##### Records provided

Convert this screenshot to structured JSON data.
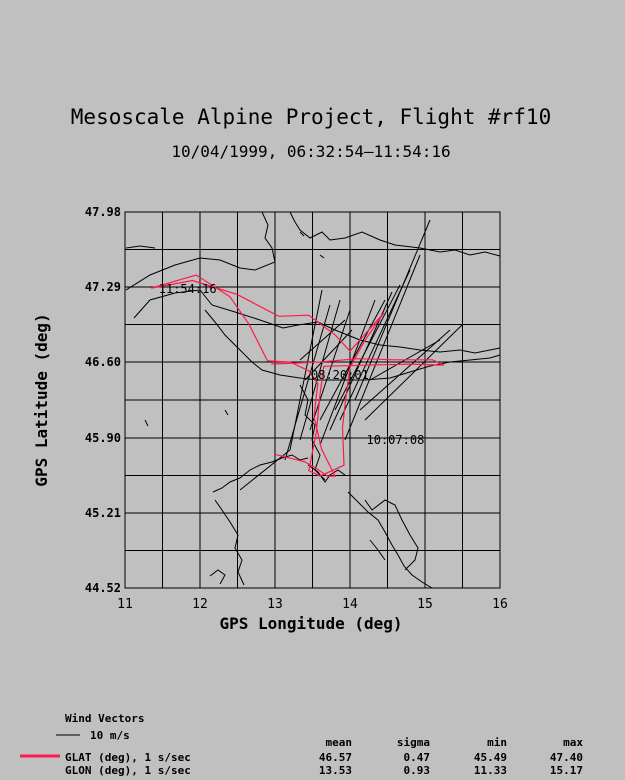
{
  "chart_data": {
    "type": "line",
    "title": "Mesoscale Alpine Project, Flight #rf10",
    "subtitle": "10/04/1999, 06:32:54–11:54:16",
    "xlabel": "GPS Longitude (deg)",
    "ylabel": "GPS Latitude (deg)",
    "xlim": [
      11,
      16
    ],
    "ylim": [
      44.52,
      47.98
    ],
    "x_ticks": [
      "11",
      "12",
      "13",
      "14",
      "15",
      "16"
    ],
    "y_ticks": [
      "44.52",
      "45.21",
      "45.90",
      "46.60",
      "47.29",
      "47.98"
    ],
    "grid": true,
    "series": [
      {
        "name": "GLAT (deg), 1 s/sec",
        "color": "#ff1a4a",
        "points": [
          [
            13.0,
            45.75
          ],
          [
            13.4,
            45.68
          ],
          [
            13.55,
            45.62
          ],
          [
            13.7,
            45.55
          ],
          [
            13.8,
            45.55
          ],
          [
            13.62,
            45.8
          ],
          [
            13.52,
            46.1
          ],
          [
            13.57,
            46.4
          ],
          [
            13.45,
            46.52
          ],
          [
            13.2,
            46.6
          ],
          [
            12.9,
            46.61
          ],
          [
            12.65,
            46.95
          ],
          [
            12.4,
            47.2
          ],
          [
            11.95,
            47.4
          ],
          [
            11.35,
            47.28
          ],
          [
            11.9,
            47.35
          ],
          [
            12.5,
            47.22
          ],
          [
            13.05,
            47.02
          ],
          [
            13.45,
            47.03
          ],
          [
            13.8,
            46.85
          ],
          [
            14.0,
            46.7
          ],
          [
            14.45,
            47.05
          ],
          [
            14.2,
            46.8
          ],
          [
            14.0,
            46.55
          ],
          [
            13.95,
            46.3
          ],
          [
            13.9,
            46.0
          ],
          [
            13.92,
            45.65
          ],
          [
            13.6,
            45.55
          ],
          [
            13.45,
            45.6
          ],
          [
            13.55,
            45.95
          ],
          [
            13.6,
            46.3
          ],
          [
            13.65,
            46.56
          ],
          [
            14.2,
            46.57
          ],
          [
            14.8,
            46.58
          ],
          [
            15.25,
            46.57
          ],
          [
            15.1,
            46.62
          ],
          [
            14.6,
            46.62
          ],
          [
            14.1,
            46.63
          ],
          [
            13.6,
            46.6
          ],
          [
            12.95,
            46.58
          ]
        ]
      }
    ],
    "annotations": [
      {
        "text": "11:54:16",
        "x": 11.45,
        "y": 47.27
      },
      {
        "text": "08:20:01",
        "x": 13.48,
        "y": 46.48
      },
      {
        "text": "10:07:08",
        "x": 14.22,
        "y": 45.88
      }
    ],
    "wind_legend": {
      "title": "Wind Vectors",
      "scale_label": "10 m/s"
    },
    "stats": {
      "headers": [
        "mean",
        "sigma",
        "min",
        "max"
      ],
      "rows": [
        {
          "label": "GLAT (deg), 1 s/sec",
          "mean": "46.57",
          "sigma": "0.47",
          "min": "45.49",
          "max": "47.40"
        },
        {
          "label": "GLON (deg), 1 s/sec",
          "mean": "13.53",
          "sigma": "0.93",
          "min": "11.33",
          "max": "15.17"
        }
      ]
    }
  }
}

##########
##### Records provided

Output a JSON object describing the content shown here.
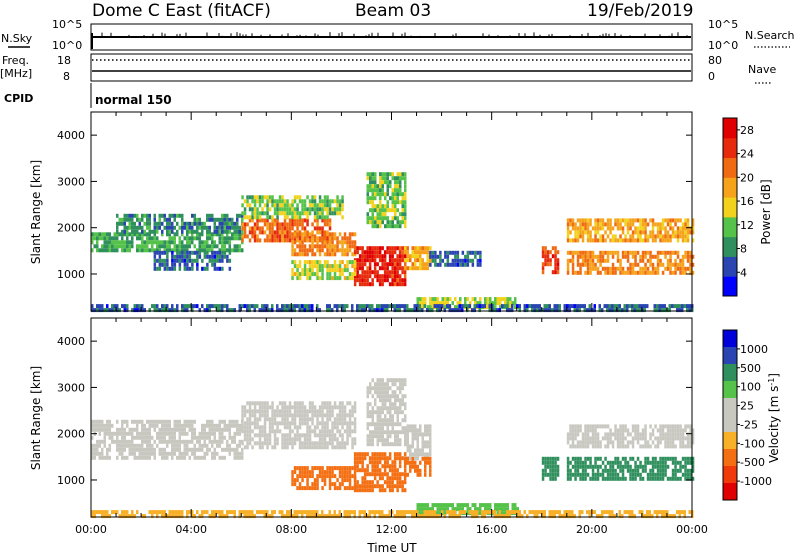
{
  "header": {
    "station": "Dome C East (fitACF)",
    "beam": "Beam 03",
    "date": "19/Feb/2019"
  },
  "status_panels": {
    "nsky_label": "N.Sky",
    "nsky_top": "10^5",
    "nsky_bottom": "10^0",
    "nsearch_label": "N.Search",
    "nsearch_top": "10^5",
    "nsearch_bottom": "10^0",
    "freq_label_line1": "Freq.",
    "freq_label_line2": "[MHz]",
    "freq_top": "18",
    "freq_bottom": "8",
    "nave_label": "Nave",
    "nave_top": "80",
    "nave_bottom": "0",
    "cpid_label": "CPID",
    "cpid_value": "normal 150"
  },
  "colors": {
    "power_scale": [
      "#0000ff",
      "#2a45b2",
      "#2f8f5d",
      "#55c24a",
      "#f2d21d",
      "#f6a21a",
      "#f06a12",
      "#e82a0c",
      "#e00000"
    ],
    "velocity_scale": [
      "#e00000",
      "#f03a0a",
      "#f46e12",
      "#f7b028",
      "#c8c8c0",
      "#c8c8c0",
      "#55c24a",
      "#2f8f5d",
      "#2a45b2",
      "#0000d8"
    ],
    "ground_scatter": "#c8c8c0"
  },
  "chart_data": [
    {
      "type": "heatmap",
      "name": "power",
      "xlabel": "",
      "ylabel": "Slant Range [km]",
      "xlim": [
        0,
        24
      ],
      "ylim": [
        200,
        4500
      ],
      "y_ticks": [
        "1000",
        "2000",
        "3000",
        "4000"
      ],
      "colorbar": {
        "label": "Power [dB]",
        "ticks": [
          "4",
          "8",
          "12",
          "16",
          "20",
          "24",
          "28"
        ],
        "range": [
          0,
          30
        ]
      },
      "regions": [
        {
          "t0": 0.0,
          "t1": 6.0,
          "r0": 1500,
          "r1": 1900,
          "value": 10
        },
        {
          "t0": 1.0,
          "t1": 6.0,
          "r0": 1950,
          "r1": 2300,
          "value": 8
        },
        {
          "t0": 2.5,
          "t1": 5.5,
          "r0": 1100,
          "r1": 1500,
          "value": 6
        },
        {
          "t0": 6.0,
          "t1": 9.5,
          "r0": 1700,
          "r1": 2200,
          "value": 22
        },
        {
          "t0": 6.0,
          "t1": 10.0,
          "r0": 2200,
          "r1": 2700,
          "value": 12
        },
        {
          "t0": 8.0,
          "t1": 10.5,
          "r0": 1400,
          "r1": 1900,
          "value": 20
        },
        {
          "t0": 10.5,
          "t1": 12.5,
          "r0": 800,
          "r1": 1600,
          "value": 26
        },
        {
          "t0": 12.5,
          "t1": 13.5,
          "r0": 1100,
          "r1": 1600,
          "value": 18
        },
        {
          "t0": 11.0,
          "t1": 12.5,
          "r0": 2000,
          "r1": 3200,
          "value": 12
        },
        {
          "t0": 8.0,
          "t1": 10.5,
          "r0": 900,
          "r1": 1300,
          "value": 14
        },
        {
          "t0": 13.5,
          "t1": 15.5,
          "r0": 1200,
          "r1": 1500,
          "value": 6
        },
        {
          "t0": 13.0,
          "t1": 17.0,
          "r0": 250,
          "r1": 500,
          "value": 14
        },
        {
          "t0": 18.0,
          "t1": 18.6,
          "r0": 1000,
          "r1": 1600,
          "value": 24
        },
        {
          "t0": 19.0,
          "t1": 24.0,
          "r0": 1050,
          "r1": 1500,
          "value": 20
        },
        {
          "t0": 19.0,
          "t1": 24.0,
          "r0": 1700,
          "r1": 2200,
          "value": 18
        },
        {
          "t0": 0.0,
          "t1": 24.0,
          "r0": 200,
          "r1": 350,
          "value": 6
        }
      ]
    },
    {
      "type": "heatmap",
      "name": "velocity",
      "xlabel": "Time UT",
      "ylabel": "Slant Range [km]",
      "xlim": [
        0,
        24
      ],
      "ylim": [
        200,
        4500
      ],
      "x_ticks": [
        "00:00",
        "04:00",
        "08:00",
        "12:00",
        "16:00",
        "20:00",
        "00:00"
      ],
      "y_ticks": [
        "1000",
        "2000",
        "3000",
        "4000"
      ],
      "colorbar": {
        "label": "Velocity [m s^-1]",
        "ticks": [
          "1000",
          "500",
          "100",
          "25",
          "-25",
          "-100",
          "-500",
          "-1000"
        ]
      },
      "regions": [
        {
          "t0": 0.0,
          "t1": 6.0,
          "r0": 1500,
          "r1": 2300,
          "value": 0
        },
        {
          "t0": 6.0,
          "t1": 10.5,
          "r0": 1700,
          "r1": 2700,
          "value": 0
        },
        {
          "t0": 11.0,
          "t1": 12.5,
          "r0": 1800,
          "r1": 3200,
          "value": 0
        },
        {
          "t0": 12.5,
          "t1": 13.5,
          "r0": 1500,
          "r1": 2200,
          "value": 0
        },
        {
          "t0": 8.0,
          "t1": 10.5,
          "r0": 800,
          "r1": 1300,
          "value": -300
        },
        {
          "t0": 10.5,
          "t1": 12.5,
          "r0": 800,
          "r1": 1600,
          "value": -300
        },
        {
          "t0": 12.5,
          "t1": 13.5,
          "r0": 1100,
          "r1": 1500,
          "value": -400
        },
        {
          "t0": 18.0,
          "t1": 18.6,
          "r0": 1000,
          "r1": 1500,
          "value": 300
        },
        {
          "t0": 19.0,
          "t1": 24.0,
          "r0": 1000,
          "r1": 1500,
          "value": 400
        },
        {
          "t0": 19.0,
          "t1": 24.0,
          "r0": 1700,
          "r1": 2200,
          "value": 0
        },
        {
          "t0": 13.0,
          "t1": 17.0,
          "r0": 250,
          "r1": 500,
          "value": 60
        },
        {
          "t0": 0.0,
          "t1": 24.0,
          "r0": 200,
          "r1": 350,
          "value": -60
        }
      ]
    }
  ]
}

##########
##### Records provided

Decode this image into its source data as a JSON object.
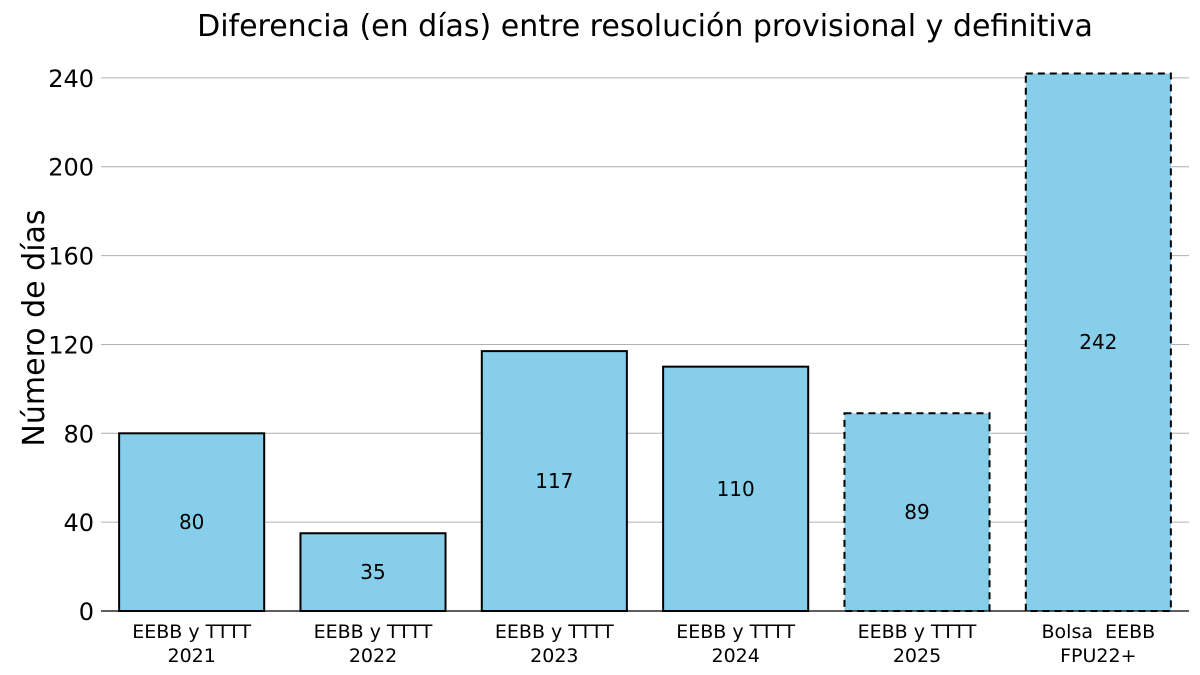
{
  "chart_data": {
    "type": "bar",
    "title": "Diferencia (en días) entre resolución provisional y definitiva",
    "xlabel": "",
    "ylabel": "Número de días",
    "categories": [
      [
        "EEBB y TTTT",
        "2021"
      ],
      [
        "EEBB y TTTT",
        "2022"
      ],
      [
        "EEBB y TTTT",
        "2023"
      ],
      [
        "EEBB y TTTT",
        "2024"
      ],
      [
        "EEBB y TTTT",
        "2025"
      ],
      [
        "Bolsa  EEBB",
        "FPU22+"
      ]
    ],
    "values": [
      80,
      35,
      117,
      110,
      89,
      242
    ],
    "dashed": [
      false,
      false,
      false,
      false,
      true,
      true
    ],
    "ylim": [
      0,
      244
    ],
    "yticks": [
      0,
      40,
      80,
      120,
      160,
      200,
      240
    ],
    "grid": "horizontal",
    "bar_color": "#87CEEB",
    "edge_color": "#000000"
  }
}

##########

> Exercise details:
Above are the records. Copy every line in them holding "text".

> Response to the exercise:
        "text": "11:54:16",
        "text": "08:20:01",
        "text": "10:07:08",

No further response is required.